* WHAT IS ASKED:
Copy out each line containing "Read" from the entries below.
---------- PROVIDED ENTRIES ----------
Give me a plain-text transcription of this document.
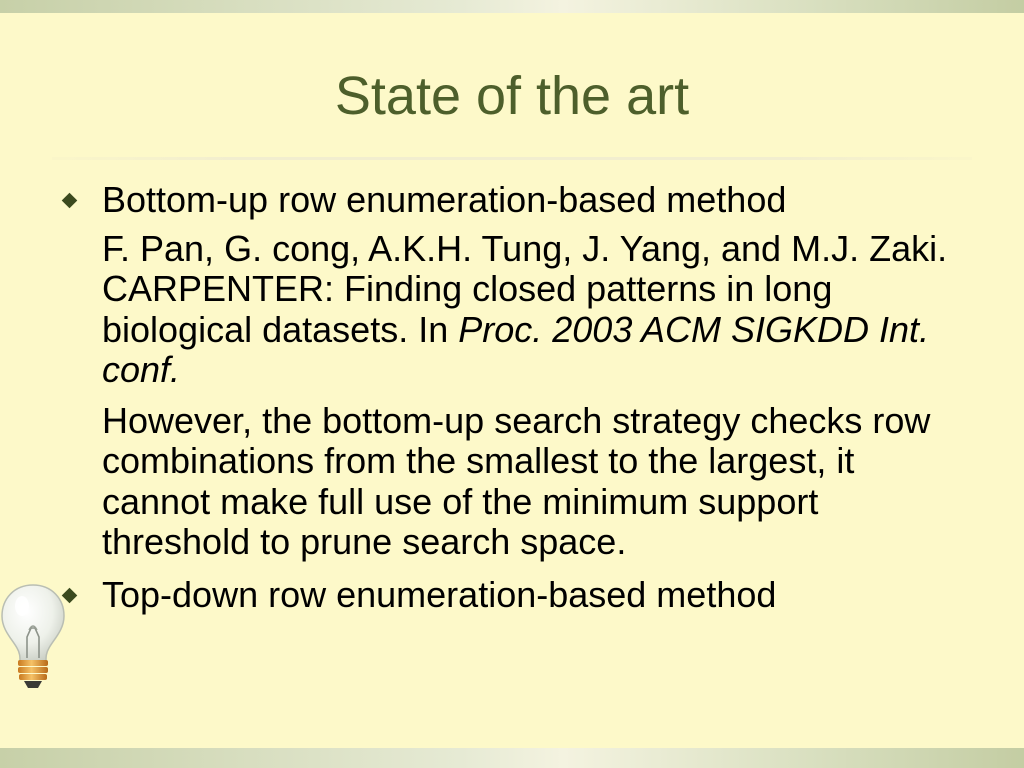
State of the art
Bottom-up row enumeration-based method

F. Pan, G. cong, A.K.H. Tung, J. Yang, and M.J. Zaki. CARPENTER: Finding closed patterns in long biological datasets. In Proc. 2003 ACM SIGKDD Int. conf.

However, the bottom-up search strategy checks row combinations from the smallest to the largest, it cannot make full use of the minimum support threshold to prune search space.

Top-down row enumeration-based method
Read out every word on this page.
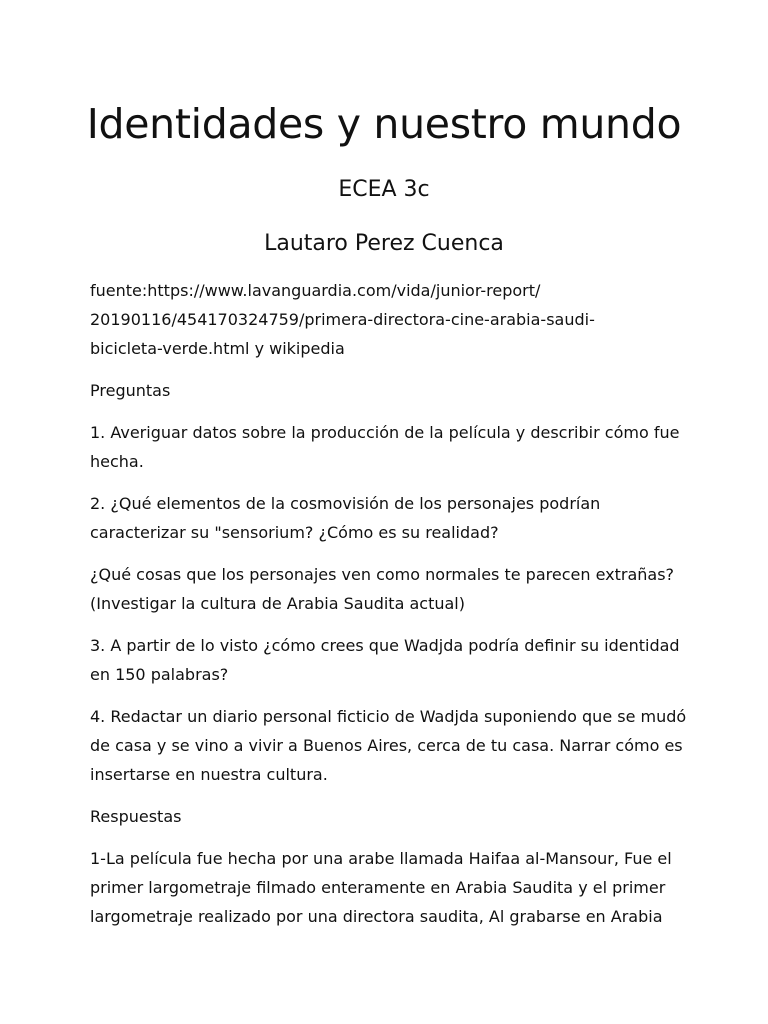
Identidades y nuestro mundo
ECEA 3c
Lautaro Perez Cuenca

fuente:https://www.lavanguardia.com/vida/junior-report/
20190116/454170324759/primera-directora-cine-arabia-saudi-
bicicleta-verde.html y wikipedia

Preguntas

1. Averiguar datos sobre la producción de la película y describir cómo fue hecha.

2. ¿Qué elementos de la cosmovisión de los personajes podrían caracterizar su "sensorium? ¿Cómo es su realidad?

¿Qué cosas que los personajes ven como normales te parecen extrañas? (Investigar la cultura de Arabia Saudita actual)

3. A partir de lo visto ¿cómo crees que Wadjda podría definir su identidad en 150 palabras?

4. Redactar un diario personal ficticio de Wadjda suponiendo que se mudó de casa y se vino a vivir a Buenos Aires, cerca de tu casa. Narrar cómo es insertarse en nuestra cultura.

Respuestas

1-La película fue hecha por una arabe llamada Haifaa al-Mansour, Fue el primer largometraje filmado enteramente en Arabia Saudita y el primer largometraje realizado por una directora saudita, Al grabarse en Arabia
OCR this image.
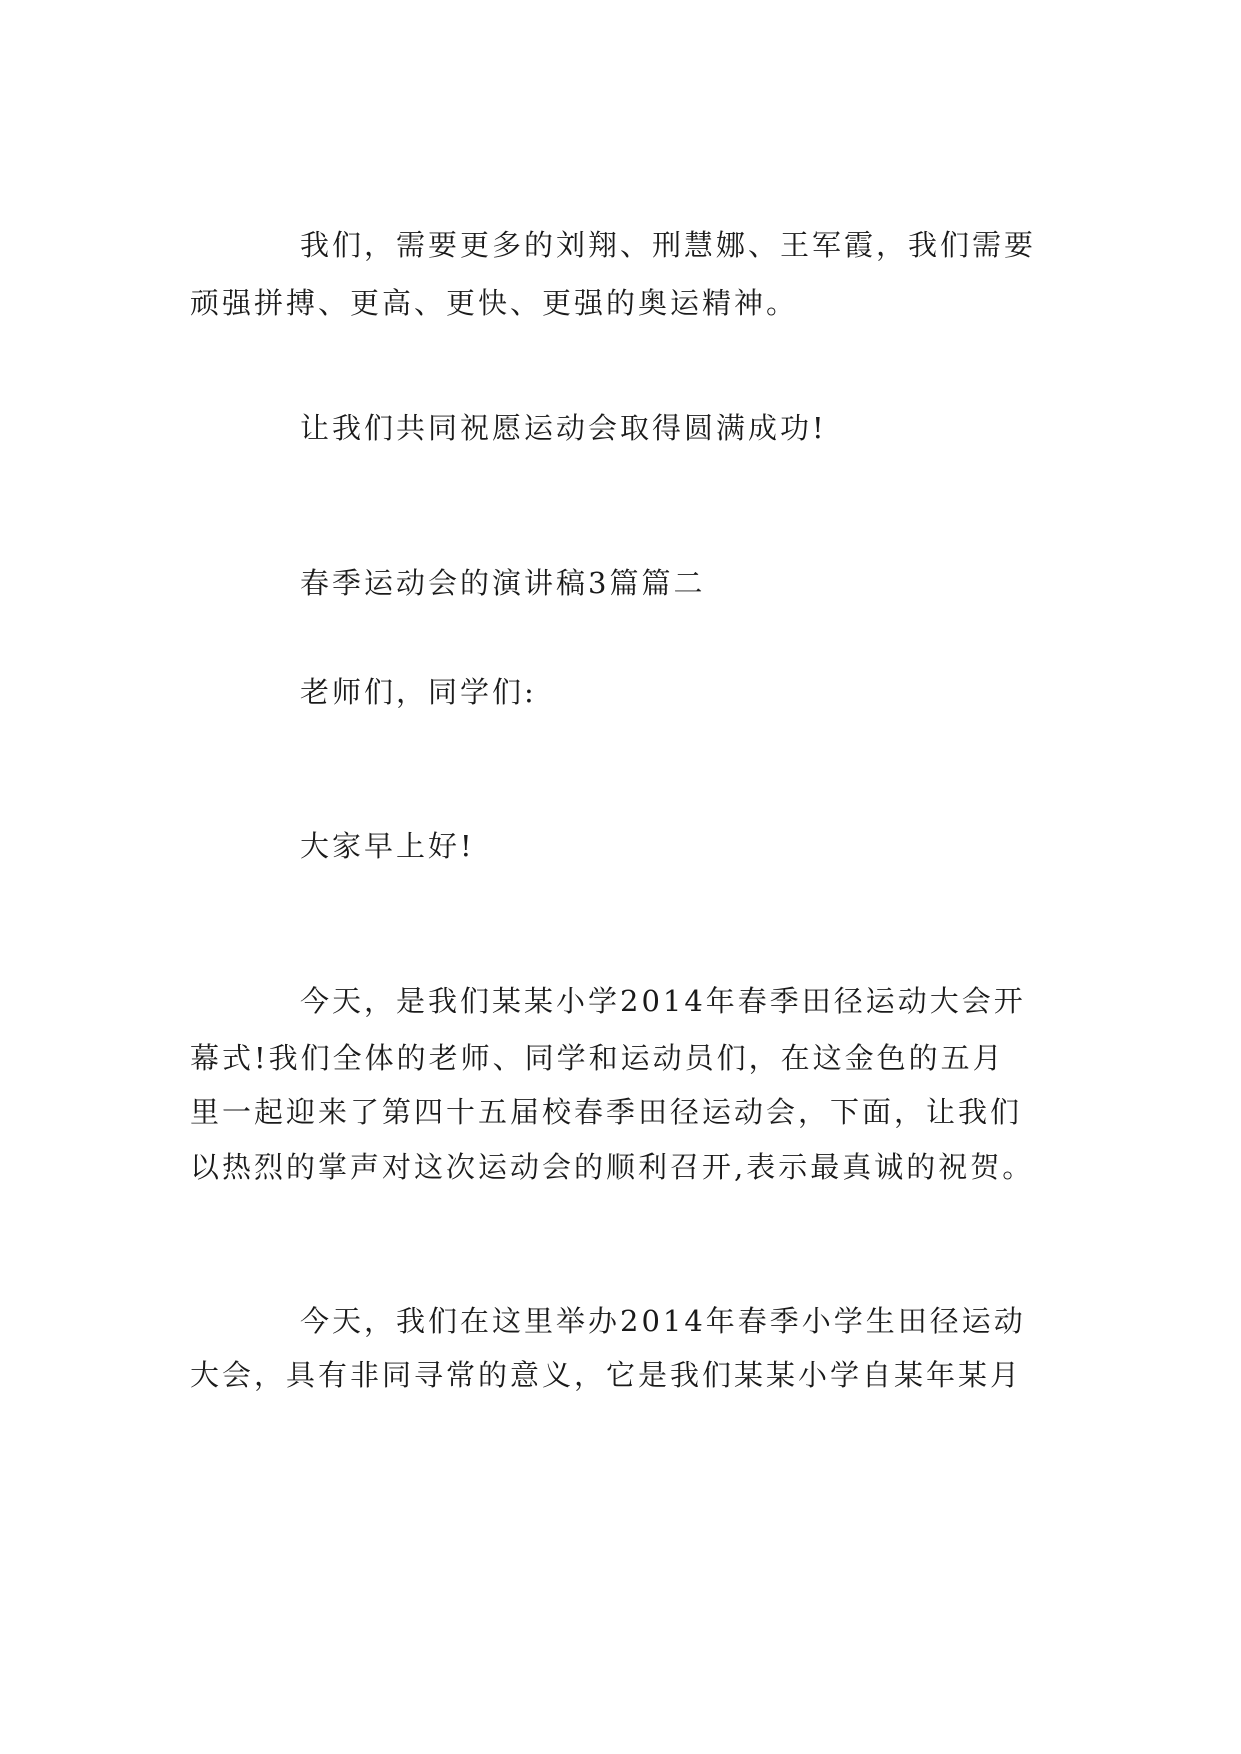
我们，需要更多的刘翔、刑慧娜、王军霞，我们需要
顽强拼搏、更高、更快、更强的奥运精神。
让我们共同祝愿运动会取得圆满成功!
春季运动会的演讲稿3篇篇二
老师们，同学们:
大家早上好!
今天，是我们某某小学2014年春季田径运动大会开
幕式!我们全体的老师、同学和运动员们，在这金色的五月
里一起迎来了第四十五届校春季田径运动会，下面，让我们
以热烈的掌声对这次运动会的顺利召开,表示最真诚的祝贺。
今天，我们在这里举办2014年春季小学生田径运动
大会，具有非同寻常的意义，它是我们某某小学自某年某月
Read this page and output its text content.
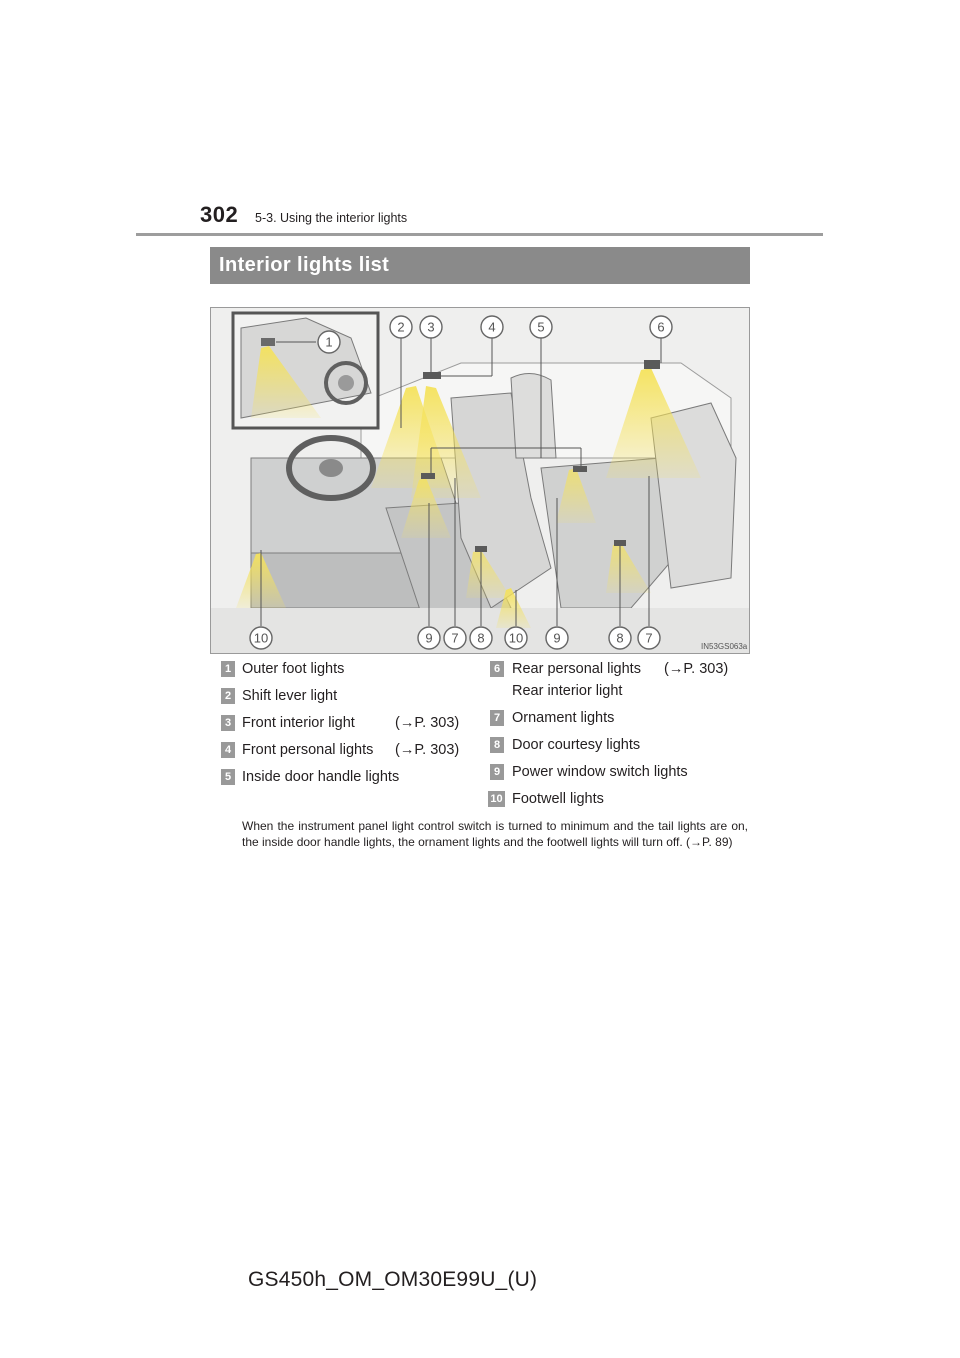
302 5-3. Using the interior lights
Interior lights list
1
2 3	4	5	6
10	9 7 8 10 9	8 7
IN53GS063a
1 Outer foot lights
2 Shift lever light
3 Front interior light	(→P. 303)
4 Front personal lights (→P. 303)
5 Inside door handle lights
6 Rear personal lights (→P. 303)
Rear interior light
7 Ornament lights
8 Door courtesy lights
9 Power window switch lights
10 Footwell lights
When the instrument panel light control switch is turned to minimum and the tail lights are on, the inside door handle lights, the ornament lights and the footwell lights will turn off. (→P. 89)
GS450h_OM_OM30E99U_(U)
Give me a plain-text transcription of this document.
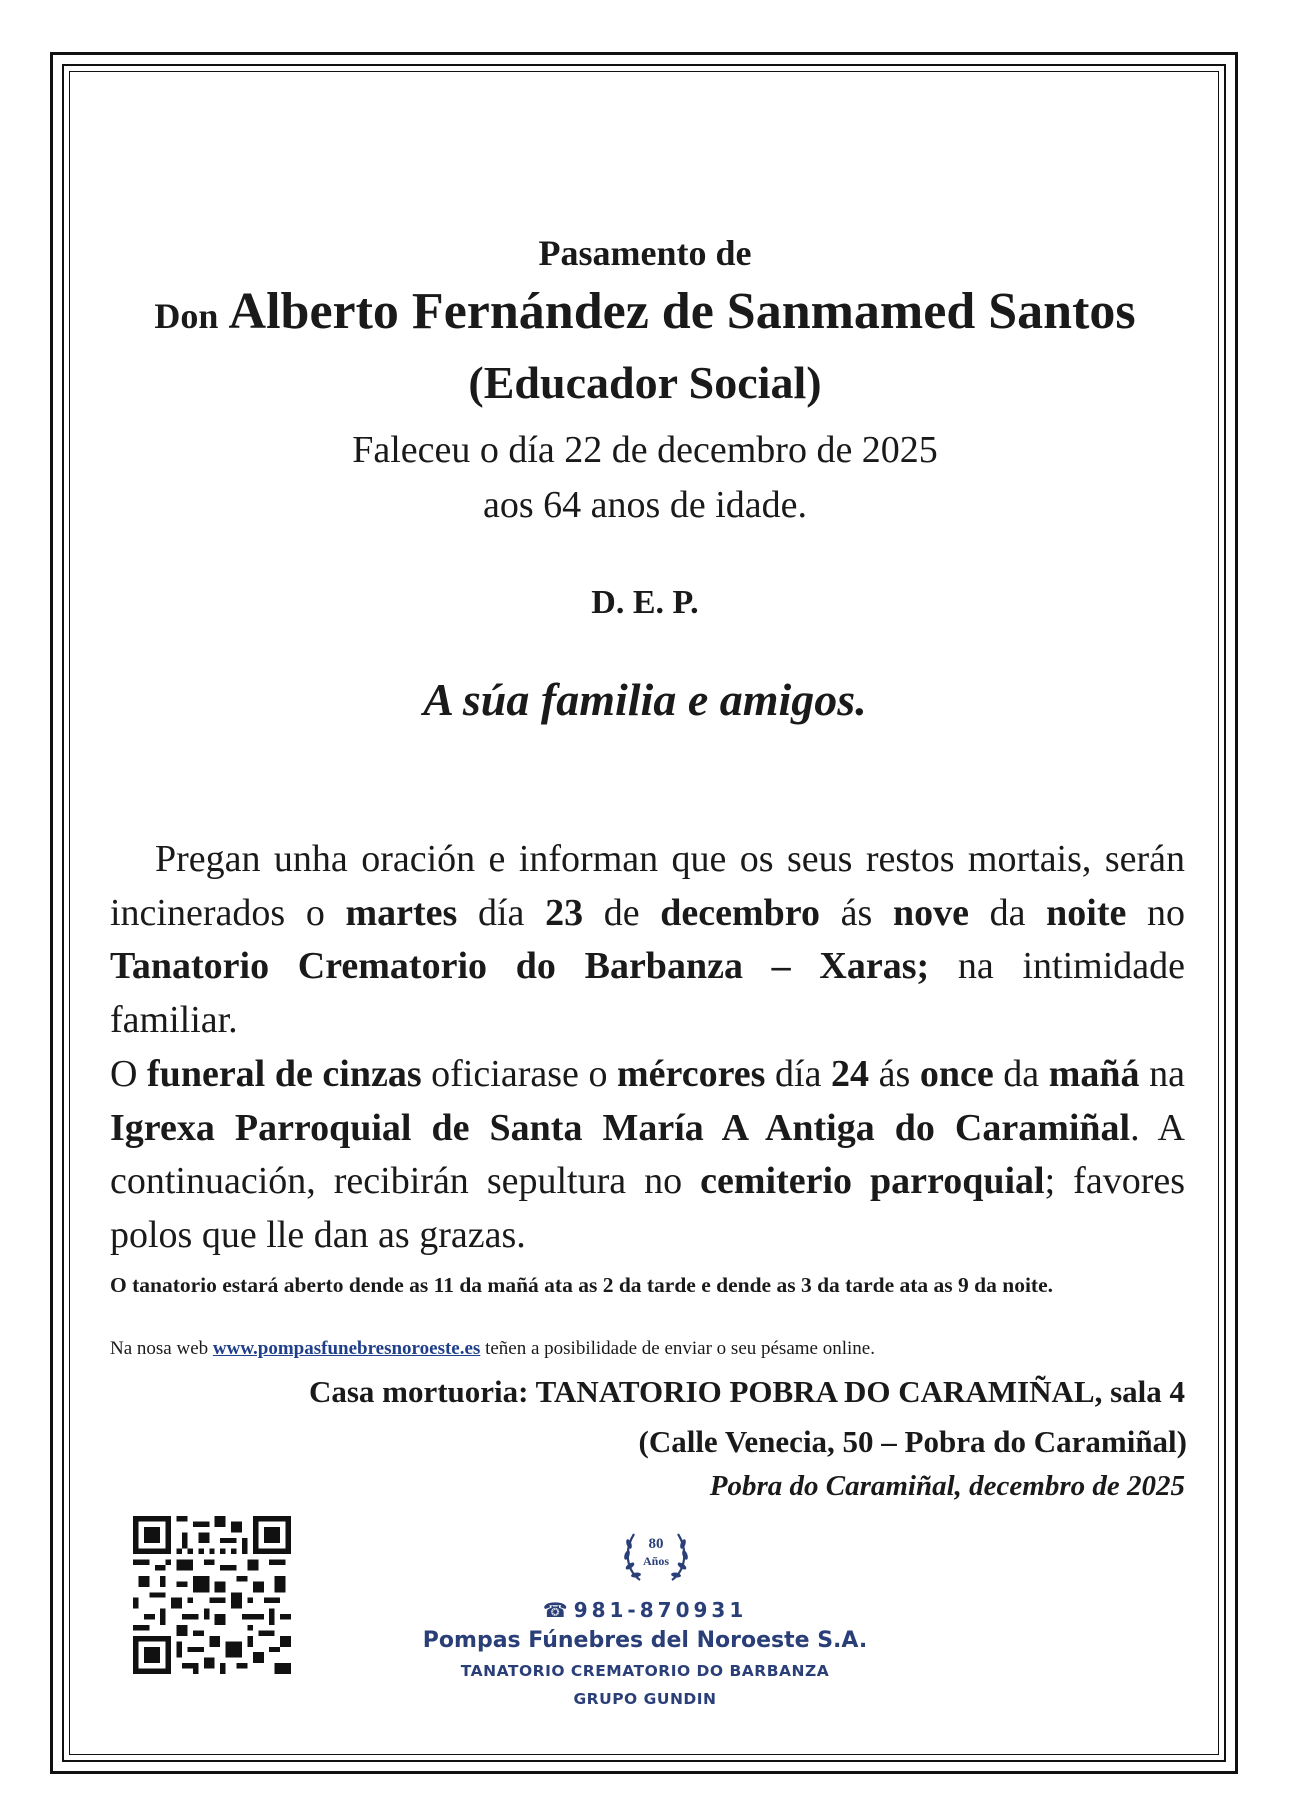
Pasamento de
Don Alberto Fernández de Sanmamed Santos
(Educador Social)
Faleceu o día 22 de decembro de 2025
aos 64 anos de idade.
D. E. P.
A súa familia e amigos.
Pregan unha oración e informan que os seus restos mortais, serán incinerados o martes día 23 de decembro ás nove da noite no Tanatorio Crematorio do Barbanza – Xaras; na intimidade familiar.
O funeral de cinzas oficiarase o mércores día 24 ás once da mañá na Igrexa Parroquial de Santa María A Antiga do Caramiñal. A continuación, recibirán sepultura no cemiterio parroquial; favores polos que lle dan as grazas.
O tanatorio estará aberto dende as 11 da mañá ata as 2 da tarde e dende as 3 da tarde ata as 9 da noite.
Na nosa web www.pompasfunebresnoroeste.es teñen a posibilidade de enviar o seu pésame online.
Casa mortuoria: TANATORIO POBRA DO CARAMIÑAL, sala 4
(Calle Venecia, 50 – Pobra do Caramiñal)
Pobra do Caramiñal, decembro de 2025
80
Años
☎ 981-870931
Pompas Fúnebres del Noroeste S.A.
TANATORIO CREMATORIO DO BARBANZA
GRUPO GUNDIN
----------
* COMPLETED EXERCISE:
Read out every word on this page.
Read this page and output its text content.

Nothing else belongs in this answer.